● **Tugas yang Diberikan 1**
Jawab pertanyaan berikut berdasarkan artikel tentang tantangan masyarakat milenial.
(a) Pada tanggal berapa KPU merilis hasil rekapitulasi penghitungan suara Pilpres 2019?
(b) Hingga tanggal berapa penggunaan media sosial di Indonesia disepakati untuk dibatasi?
(c) Apa tujuan pembatasan penggunaan media sosial tersebut?
● **Tugas yang Diberikan 2**
Tuliskan kembali secara persis bagian artikel tentang tantangan masyarakat milenial, mulai dari "KPU telah merilis" sampai dengan "untuk sehari saja.".

Mohon tunggu...
Naufal Alfarras
Naufal Alfarras Mohon Tunggu... Freelancer - leiden is lijden

Blogger. Jurnalis. Penulis. Pesilat. Upaya dalam menghadapi dinamika global di era digitalisasi serta membawa perubahan melalui tulisan. Jika kau bukan anak raja, juga bukan anak ulama besar, maka menulislah. "Dinamika Global dalam Menghadapi Era Digitalisasi" Ig: @naufallfarras

Selanjutnya

Tutup

Analisis Pilihan

Tantangan Masyarakat Milenial Indonesia: Rehat Sejenak dari Media Sosial!

23 Mei 2019   11:22 Diperbarui: 26 Mei 2019   09:10 40
+
Laporkan Konten
Laporkan Akun
Kompasiana adalah platform blog. Konten ini menjadi tanggung jawab bloger dan tidak mewakili pandangan redaksi Kompas.
Lihat foto
Sumber: kaskus.co.id

KPU telah merilis hasil rekapitulai penghitungan suara dalam Pilpres 2019 pada 21 Mei 2019 lalu dengan paslon nomor urut 01 sebagai pemenang. Kemenangan yang dicapai oleh paslon 01 tidak serta merta langsung menyelesaikan problematika pemilu di Indonesia, melainkan timbul konflik baru pasca pengumuman yang dilakukan oleh KPU ini. Aksi unjuk rasa yang terjadi di Ibukota sejak dua hari yang lalu membawa dampak berupa kerugian finansial maupun korban fisik.

Dalam hal ini, penulis ingin menjelaskan bagaimana dan apa peran masyarakat milenial dalam menyikapi aksi yang sedang berlangsung tersebut dan tentunya sebagai langkah untuk mencegah perpecahan bangsa. 

Masyarakat milenial yang sangat akrab dengan media sosial seperti Facebook, Instagram, WhatsApp, dan sebagainya tidak dapat lepas dari media ini walaupun untuk sehari saja. 

Menteri Koordinator Bidang Politik Hukum dan Keamanan serta Menteri Komunikasi dan Informasi sepakat untuk membatasi penggunaan media sosial di Indonesia hingga tanggal 24 Mei 2019 mendatang. Tujuannya adalah untuk meminimalisir penyebaran berita dan informasi hoax di media sosial yang memicu konflik semakin memanas.

Ada yang menganggap keputusan yang dilakukan oleh pemerintah berlebihan dan apa pula yang mengapresiasi  keputusan ini. Bagi masyarakat yang menggantungkan hidupnya di media sosial akan merasa keberatan karena media sosial sebagai media untuk memperoleh pundi-pundi keuangan harus terganggu dengan adanya aksi 22 Mei.

(Data elemen dan area)
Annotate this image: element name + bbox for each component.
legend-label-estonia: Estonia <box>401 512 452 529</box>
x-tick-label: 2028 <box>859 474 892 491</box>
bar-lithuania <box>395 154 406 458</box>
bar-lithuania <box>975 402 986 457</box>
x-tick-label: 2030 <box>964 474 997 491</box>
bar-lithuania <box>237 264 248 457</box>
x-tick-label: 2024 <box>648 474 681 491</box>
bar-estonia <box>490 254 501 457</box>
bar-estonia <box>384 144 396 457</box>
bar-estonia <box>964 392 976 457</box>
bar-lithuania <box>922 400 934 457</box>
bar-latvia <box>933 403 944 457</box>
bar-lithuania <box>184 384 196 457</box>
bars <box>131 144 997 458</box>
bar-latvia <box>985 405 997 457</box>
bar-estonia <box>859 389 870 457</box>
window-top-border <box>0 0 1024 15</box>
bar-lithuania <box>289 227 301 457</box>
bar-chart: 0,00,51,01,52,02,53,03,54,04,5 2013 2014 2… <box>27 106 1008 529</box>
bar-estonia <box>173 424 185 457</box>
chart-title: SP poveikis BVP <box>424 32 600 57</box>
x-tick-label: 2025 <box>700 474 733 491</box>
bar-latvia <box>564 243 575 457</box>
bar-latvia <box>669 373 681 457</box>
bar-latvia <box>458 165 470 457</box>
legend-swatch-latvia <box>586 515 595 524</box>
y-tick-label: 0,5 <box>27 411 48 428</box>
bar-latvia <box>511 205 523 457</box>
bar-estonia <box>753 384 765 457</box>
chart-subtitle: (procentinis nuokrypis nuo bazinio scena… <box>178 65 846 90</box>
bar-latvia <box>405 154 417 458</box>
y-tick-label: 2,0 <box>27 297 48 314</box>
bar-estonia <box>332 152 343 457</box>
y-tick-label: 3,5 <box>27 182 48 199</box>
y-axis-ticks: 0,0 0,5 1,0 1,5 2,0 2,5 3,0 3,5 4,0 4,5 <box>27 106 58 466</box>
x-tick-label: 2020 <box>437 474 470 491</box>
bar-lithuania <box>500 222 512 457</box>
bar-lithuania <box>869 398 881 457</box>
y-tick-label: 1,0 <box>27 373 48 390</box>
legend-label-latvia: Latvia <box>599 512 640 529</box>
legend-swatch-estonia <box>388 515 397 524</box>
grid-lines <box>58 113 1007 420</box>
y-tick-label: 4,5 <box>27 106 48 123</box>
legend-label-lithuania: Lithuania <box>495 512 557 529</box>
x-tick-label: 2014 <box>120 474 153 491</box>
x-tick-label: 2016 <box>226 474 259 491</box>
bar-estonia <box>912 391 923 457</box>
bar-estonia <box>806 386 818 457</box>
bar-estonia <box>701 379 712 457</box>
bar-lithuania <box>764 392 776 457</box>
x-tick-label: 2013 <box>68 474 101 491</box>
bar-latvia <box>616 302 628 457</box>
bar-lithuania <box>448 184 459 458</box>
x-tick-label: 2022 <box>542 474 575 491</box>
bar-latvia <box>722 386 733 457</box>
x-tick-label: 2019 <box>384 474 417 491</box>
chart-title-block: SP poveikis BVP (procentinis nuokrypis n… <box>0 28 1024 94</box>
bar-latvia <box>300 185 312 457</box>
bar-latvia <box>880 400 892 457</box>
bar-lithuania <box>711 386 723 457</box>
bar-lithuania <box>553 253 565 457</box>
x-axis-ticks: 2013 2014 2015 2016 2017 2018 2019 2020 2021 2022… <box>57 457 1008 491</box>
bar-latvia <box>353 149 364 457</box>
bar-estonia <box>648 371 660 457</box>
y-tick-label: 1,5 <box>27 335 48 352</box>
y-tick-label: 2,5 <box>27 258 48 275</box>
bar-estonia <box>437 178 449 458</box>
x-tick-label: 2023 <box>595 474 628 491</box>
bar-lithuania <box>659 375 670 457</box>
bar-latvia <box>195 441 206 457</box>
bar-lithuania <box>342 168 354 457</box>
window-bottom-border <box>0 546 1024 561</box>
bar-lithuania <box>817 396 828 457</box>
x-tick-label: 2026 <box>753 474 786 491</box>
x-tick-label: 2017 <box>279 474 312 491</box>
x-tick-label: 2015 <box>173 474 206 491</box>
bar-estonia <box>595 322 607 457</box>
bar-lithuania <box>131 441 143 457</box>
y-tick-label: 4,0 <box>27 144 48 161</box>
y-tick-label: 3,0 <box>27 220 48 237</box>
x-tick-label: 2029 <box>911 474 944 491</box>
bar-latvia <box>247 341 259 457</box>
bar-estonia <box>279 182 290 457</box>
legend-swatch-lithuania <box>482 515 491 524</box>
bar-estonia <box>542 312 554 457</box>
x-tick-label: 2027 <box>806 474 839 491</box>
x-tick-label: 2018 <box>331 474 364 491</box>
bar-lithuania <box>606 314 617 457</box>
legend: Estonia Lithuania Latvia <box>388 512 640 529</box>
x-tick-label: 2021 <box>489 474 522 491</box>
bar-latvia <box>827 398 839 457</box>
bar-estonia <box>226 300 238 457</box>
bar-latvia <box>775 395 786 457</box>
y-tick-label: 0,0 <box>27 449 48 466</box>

● **Jawaban Tugas 1**
(a) 21 Mei 2019.
(b) 24 Mei 2019.
(c) Untuk meminimalisir penyebaran berita dan informasi hoax di media sosial yang memicu konflik semakin memanas.

● **Jawaban Tugas 2**
KPU telah merilis hasil rekapitulai penghitungan suara dalam Pilpres 2019 pada 21 Mei 2019 lalu dengan paslon nomor urut 01 sebagai pemenang. Kemenangan yang dicapai oleh paslon 01 tidak serta merta langsung menyelesaikan problematika pemilu di Indonesia, melainkan timbul konflik baru pasca pengumuman yang dilakukan oleh KPU ini. Aksi unjuk rasa yang terjadi di Ibukota sejak dua hari yang lalu membawa dampak berupa kerugian finansial maupun korban fisik.

Dalam hal ini, penulis ingin menjelaskan bagaimana dan apa peran masyarakat milenial dalam menyikapi aksi yang sedang berlangsung tersebut dan tentunya sebagai langkah untuk mencegah perpecahan bangsa. 

Masyarakat milenial yang sangat akrab dengan media sosial seperti Facebook, Instagram, WhatsApp, dan sebagainya tidak dapat lepas dari media ini walaupun untuk sehari saja.